- **STATED PROBLEM**
Reproduce the listing verbatim.

######

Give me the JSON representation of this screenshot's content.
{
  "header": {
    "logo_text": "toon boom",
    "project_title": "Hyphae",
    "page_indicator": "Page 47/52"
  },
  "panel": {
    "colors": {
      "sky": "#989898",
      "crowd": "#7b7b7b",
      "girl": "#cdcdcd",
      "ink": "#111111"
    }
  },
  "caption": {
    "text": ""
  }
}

######

- **RESPONSE TO THIS TASK**
Give me the JSON representation of this screenshot's content.
{
  "header": {
    "logo_text": "toon boom",
    "project_title": "Hyphae",
    "page_indicator": "Page 47/52"
  },
  "panel": {
    "colors": {
      "sky": "#989898",
      "crowd": "#7b7b7b",
      "girl": "#cdcdcd",
      "ink": "#111111"
    }
  },
  "caption": {
    "text": ""
  }
}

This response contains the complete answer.